--- Start of Supplied passage ---

[PATCH 09/24] scsi-multipath: failover handling

John Garry john.g.garry at oracle.com
Wed Feb 25 07:36:12 PST 2026


For a scmd which suffers failover, requeue the master bio of each bio
attached to its request.

A handler is added in the scsi_driver structure to lookup a
mpath_disk from a request. This is needed because the scsi_disk structure
will manage the mpath_disk, and the code core has no method to look this
up from the scsi_scmnd.

Failover occurs when the scsi_cmnd has failed and it is discovered that the
original scsi_device has transport down.

Signed-off-by: John Garry <john.g.garry at oracle.com>
---
 drivers/scsi/scsi_error.c     | 12 ++++++
 drivers/scsi/scsi_lib.c       |  9 +++-
 drivers/scsi/scsi_multipath.c | 80 +++++++++++++++++++++++++++++++++++
 include/scsi/scsi.h           |  1 +
 include/scsi/scsi_driver.h    |  3 ++
 include/scsi/scsi_multipath.h | 14 ++++++
 6 files changed, 118 insertions(+), 1 deletion(-)

diff --git a/drivers/scsi/scsi_error.c b/drivers/scsi/scsi_error.c
index f869108fd9693..0fd1b46764c3f 100644
--- a/drivers/scsi/scsi_error.c
+++ b/drivers/scsi/scsi_error.c
@@ -40,6 +40,7 @@
 #include <scsi/scsi_ioctl.h>
 #include <scsi/scsi_dh.h>
 #include <scsi/scsi_devinfo.h>
+#include <scsi/scsi_multipath.h>
 #include <scsi/sg.h>
 
 #include "scsi_priv.h"
@@ -1901,12 +1902,16 @@ bool scsi_noretry_cmd(struct scsi_cmnd *scmd)
 enum scsi_disposition scsi_decide_disposition(struct scsi_cmnd *scmd)
 {
 	enum scsi_disposition rtn;
+	struct request *req = scsi_cmd_to_rq(scmd);
 
 	/*
 	 * if the device is offline, then we clearly just pass the result back
 	 * up to the top level.
 	 */
 	if (!scsi_device_online(scmd->device)) {
+		if (scsi_is_mpath_request(req))
+			return scsi_mpath_failover_disposition(scmd);
+
 		SCSI_LOG_ERROR_RECOVERY(5, scmd_printk(KERN_INFO, scmd,
 			"%s: device offline - report as SUCCESS\n", __func__));
 		return SUCCESS;
@@ -2070,6 +2075,13 @@ enum scsi_disposition scsi_decide_disposition(struct scsi_cmnd *scmd)
 
 maybe_retry:
 
+	/*
+	 * For SCSI Multipath check if there are path errors to
+	 * trigger failover to available path
+	 */
+	if (scsi_is_mpath_request(req))

--- End of Supplied passage ---
--- Start of Dataset content ---

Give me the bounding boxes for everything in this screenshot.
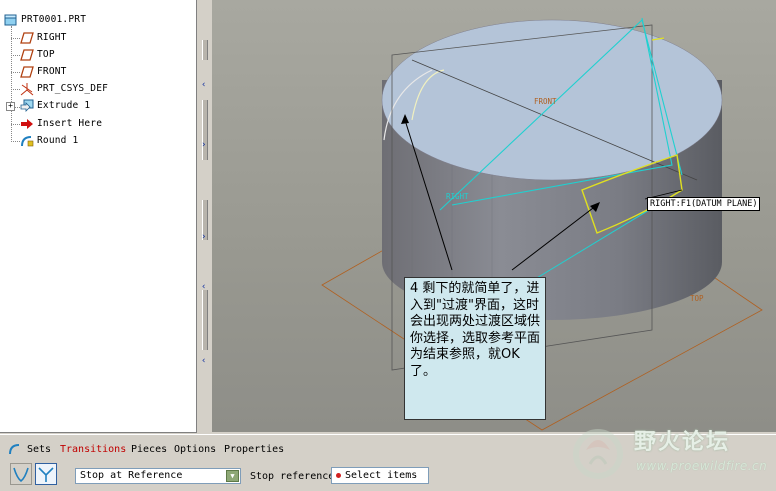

--- End of Dataset content ---

● **Stated task**:
Duplicate the stretch of the failover patch from "[PATCH 09/24] scsi-multipath: failover" through "to its request.", character for character.

● **Worked solution**:
[PATCH 09/24] scsi-multipath: failover handling

John Garry john.g.garry at oracle.com
Wed Feb 25 07:36:12 PST 2026


For a scmd which suffers failover, requeue the master bio of each bio
attached to its request.